Source data
◆ ◆ ◆ ◆ ◆ ◆ ◆

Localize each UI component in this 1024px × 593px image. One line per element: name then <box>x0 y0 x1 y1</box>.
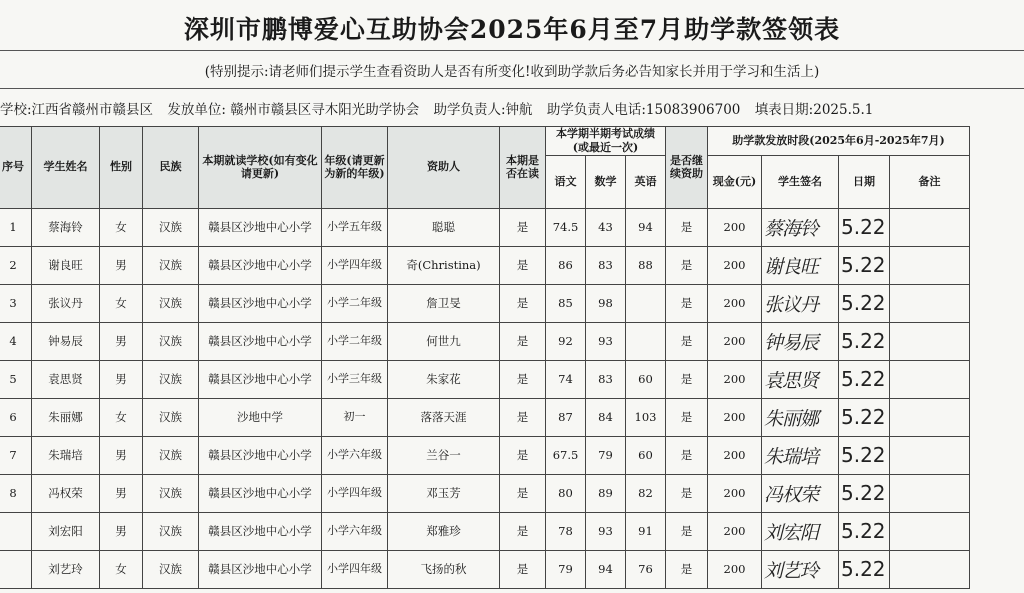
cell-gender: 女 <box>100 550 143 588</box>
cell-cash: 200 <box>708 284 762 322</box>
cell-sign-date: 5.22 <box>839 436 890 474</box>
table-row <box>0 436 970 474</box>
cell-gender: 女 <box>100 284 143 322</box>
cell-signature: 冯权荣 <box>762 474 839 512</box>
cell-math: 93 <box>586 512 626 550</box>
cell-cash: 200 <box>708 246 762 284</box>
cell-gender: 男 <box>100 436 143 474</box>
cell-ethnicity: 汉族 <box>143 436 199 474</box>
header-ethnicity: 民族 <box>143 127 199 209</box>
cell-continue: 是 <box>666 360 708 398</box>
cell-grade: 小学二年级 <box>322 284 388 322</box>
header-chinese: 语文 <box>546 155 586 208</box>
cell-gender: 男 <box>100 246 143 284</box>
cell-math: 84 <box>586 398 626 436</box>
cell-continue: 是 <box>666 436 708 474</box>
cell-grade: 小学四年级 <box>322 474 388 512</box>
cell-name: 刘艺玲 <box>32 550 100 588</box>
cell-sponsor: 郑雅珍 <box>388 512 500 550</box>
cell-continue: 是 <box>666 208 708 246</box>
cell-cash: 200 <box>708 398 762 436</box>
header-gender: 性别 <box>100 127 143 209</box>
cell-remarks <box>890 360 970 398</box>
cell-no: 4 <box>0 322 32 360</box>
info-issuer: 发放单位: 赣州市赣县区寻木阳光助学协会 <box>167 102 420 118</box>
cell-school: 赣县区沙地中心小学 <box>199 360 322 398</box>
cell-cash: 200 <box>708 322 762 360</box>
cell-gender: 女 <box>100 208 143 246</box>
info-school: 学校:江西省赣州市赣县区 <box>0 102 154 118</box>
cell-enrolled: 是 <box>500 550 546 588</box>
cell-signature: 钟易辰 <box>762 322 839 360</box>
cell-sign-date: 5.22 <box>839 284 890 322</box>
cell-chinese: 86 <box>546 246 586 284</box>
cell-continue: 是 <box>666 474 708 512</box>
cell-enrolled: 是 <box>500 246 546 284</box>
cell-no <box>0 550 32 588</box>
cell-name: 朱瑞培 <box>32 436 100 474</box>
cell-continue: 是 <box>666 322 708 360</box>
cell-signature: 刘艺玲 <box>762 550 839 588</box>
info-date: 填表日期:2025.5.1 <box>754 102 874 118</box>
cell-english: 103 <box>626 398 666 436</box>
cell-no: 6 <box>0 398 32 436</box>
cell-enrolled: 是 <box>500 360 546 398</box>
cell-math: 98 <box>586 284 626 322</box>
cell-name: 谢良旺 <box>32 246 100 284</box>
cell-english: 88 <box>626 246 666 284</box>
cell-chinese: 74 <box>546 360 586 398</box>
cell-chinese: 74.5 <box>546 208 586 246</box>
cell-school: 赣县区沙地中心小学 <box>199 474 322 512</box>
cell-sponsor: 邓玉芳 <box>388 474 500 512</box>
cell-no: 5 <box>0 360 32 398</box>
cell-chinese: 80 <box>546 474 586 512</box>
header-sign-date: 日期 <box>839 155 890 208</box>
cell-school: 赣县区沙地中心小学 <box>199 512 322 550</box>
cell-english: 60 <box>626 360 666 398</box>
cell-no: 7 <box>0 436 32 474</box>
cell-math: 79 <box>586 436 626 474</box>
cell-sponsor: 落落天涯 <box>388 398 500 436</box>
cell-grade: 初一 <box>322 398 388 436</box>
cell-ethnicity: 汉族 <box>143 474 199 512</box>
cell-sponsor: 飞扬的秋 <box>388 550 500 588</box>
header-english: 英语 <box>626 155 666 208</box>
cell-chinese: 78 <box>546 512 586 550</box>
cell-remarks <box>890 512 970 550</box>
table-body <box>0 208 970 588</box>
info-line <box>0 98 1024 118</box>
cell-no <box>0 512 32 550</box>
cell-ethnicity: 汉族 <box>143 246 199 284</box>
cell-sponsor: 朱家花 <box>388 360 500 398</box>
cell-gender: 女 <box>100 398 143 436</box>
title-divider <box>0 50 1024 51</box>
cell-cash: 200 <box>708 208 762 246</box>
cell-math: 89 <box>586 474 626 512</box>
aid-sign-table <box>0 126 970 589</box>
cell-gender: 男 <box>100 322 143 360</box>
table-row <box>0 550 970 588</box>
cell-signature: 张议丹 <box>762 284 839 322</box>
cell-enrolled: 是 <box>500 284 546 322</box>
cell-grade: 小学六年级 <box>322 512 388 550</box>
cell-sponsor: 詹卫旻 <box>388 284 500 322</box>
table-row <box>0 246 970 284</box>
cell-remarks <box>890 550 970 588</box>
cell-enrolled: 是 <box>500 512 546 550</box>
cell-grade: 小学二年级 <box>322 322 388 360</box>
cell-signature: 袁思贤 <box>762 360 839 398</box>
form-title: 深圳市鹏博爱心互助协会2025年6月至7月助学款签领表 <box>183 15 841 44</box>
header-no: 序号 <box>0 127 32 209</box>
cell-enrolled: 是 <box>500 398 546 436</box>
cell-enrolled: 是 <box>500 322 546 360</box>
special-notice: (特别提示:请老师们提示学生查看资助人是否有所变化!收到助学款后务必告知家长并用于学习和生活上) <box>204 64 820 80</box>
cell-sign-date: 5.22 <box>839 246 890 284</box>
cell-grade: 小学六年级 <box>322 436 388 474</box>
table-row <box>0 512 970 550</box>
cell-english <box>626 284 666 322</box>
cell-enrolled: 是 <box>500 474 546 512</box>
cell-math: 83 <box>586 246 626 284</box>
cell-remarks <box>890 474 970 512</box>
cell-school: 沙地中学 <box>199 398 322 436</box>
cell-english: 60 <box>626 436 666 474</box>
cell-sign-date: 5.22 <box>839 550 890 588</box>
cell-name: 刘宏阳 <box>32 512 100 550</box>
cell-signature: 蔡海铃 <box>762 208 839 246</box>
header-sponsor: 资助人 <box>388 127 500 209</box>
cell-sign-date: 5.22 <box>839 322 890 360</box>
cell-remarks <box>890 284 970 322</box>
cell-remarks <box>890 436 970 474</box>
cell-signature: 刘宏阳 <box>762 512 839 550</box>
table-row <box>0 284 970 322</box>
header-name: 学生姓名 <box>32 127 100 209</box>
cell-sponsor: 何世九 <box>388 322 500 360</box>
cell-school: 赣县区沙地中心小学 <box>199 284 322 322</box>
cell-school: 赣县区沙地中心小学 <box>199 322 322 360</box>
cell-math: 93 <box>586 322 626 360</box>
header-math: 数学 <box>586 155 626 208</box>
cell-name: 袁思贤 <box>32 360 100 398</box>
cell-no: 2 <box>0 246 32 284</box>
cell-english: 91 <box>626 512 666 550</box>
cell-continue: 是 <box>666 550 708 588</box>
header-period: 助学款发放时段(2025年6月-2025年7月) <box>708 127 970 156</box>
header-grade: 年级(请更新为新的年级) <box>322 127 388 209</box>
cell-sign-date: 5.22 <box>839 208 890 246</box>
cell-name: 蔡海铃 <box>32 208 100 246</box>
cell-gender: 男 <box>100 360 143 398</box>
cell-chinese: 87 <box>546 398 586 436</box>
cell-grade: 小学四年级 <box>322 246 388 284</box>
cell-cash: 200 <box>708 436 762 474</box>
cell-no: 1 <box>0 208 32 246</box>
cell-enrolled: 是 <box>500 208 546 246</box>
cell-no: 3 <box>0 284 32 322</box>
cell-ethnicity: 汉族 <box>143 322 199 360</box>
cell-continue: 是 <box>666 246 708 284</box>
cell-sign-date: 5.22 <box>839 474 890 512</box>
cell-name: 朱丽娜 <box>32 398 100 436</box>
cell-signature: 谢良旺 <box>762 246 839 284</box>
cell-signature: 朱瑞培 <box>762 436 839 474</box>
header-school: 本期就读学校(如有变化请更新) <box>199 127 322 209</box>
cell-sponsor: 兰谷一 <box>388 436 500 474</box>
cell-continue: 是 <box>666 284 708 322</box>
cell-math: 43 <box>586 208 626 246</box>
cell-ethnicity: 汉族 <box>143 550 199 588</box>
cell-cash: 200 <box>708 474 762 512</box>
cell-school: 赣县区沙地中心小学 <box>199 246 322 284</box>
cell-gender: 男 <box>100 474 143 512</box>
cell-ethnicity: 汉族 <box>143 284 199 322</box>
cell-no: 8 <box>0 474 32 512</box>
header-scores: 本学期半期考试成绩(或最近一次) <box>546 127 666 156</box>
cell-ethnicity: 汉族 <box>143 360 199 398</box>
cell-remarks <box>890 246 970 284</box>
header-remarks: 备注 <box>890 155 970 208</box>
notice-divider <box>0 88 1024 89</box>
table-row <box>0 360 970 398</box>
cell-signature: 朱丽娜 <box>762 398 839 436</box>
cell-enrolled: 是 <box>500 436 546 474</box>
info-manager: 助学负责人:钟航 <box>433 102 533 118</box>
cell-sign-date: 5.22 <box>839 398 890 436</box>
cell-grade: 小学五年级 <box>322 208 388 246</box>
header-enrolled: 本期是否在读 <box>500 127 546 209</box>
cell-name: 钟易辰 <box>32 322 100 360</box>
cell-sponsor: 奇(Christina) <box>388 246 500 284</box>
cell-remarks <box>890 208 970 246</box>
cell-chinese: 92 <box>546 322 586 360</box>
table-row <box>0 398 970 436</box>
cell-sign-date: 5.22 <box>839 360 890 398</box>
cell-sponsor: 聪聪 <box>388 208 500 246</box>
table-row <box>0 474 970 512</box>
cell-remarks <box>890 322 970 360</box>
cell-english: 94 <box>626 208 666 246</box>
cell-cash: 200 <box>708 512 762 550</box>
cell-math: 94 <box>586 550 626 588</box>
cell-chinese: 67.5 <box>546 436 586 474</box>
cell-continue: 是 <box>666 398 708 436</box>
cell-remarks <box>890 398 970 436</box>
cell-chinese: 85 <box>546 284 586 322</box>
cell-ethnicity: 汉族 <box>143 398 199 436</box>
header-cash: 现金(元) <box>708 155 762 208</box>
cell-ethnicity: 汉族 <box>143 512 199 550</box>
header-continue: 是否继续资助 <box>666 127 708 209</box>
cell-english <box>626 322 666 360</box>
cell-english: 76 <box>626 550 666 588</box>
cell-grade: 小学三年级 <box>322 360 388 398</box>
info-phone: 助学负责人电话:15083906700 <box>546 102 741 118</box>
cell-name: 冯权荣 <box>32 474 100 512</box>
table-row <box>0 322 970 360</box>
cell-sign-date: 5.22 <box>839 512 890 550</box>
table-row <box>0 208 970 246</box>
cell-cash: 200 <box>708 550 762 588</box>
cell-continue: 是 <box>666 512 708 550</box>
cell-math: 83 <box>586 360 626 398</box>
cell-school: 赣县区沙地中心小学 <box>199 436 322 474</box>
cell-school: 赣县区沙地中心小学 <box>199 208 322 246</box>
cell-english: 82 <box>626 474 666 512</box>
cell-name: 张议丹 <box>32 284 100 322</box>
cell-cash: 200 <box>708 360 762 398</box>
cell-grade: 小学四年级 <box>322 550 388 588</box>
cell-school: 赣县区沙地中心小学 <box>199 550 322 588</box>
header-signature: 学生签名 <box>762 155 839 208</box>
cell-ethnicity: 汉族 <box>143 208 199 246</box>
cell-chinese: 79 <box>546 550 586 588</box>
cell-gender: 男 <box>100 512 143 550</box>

◆ ◆ ◆ ◆ ◆ ◆ ◆

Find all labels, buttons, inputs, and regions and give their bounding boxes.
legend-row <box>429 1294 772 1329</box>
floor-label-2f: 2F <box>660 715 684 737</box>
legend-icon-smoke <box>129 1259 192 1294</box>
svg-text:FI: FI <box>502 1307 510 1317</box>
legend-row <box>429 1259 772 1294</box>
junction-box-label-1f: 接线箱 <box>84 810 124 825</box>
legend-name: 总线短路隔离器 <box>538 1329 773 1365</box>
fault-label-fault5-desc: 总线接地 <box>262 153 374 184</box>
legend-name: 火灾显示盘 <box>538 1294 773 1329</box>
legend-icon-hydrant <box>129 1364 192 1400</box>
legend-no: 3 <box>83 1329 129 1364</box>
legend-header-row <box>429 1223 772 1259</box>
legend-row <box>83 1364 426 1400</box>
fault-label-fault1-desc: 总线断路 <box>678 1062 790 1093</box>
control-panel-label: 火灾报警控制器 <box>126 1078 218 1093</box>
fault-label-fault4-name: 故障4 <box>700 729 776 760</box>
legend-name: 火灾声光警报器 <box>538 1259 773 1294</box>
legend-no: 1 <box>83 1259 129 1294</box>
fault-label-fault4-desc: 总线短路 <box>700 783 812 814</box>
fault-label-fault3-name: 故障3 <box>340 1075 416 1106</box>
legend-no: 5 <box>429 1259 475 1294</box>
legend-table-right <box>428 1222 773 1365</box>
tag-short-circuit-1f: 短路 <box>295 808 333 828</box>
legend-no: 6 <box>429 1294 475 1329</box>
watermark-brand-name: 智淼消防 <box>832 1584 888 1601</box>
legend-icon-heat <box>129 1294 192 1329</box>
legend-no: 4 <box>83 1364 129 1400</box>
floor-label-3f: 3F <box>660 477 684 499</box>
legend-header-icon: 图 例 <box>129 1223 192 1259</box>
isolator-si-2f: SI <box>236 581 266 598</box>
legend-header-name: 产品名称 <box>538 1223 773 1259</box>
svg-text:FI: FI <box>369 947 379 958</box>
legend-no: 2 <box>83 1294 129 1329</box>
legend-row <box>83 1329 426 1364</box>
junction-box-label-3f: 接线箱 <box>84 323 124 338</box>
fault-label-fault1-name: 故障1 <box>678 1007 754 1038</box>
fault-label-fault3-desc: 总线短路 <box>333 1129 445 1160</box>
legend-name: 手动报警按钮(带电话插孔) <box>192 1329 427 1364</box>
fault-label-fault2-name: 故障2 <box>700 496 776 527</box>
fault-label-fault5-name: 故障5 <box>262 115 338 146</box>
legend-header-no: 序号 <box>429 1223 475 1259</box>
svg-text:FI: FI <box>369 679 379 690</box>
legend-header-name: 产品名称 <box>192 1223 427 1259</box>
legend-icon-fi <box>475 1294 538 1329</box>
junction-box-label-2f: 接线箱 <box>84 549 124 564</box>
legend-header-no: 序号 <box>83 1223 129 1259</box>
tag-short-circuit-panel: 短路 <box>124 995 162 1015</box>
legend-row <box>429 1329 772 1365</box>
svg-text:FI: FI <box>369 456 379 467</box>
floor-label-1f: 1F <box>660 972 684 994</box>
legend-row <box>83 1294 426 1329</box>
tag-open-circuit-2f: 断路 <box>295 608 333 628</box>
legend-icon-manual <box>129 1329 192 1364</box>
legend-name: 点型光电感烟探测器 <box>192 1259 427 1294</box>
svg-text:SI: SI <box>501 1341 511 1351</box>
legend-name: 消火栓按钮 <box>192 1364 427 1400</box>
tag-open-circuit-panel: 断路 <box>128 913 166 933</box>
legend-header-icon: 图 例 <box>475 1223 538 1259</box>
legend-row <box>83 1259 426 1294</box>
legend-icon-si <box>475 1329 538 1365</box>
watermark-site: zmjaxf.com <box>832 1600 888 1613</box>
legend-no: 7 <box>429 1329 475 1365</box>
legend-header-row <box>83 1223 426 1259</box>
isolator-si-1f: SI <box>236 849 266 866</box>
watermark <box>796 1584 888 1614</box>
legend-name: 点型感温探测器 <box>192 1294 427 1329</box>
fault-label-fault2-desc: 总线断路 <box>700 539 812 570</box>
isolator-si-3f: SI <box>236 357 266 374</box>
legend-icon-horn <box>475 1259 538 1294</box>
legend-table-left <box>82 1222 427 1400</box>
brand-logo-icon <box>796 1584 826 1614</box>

◆ ◆ ◆ ◆ ◆ ◆ ◆

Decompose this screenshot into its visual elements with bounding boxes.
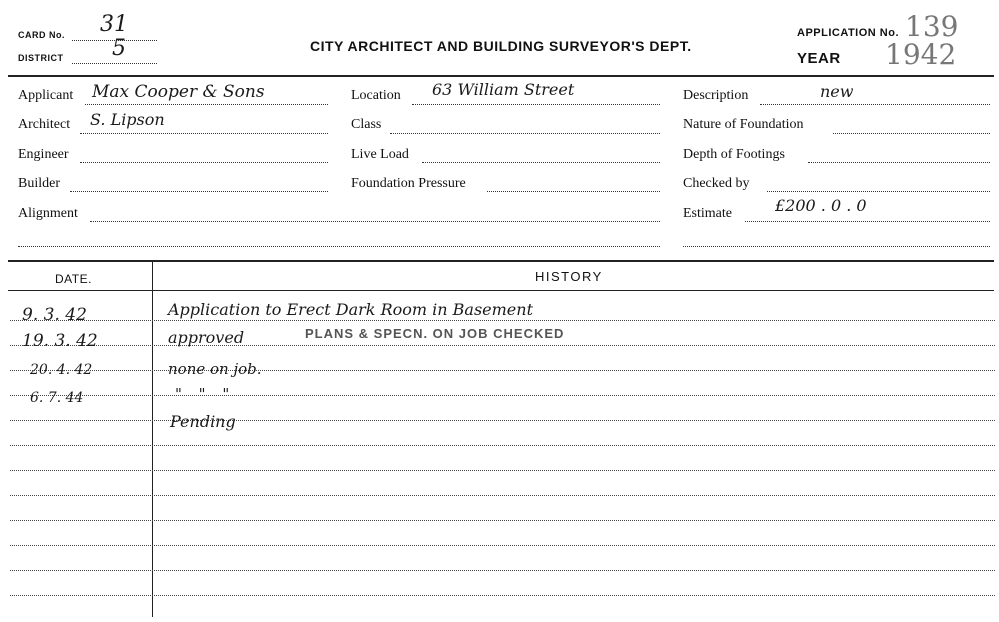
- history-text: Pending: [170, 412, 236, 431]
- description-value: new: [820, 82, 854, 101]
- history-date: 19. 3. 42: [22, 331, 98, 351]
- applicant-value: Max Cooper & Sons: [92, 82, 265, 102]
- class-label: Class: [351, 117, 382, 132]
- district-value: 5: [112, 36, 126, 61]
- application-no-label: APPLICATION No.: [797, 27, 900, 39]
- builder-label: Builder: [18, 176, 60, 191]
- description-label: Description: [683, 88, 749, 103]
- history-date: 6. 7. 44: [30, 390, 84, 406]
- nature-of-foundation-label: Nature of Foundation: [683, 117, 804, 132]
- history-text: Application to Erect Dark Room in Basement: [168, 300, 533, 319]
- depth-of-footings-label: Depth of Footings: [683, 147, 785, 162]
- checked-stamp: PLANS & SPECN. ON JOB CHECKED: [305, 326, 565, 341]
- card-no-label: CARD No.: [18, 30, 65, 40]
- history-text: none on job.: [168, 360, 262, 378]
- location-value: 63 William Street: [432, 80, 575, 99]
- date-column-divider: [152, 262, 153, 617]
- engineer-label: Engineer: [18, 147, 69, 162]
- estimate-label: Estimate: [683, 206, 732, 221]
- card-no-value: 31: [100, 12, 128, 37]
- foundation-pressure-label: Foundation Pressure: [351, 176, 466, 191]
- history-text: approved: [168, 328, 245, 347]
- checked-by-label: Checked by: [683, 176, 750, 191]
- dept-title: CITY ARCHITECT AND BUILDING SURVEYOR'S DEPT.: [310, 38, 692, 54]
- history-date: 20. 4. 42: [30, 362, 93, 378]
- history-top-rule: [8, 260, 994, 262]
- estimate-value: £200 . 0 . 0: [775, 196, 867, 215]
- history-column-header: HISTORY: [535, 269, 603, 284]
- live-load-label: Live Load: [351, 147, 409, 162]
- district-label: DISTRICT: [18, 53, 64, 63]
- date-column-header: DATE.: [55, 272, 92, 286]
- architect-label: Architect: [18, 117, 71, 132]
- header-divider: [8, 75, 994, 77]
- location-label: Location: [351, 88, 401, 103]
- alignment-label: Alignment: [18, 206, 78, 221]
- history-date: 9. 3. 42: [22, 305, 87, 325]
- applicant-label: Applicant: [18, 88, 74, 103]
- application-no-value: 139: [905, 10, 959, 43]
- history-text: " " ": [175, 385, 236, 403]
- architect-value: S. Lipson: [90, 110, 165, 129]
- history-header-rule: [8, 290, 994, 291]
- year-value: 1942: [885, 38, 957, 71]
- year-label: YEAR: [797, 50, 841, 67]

◆ ◆ ◆ ◆ ◆ ◆ ◆

*TASK OBJECTIVE*
Rewrite the lines of Block 1 from the line with "cell-gender: 女 <box>100 550 143 588</box>" up to and including the line with "cell-signature: 钟易辰 <box>762" as a Markdown table with the columns Row and Item line. Number each row and omit any blank lines.

*WRITTEN SOLUTION*
| Row | Item line |
|---|---|
| 1 | cell-gender: 女 <box>100 550 143 588</box> |
| 2 | cell-cash: 200 <box>708 284 762 322</box> |
| 3 | cell-sign-date: 5.22 <box>839 436 890 474</box> |
| 4 | table-row <box>0 436 970 474</box> |
| 5 | cell-gender: 女 <box>100 284 143 322</box> |
| 6 | cell-signature: 冯权荣 <box>762 474 839 512</box> |
| 7 | cell-math: 93 <box>586 512 626 550</box> |
| 8 | cell-cash: 200 <box>708 246 762 284</box> |
| 9 | cell-gender: 男 <box>100 436 143 474</box> |
| 10 | cell-ethnicity: 汉族 <box>143 436 199 474</box> |
| 11 | header-ethnicity: 民族 <box>143 127 199 209</box> |
| 12 | cell-continue: 是 <box>666 360 708 398</box> |
| 13 | cell-grade: 小学二年级 <box>322 284 388 322</box> |
| 14 | header-chinese: 语文 <box>546 155 586 208</box> |
| 15 | cell-gender: 男 <box>100 246 143 284</box> |
| 16 | cell-math: 84 <box>586 398 626 436</box> |
| 17 | cell-continue: 是 <box>666 436 708 474</box> |
| 18 | cell-grade: 小学四年级 <box>322 474 388 512</box> |
| 19 | cell-name: 刘艺玲 <box>32 550 100 588</box> |
| 20 | cell-sponsor: 郑雅珍 <box>388 512 500 550</box> |
| 21 | cell-continue: 是 <box>666 208 708 246</box> |
| 22 | cell-cash: 200 <box>708 398 762 436</box> |
| 23 | header-gender: 性别 <box>100 127 143 209</box> |
| 24 | cell-remarks <box>890 360 970 398</box> |
| 25 | cell-no: 4 <box>0 322 32 360</box> |
| 26 | info-issuer: 发放单位: 赣州市赣县区寻木阳光助学协会 <box>167 102 420 118</box> |
| 27 | cell-school: 赣县区沙地中心小学 <box>199 360 322 398</box> |
| 28 | cell-cash: 200 <box>708 322 762 360</box> |
| 29 | cell-gender: 女 <box>100 208 143 246</box> |
| 30 | info-school: 学校:江西省赣州市赣县区 <box>0 102 154 118</box> |
| 31 | cell-enrolled: 是 <box>500 550 546 588</box> |
| 32 | cell-signature: 钟易辰 <box>762 322 839 360</box> |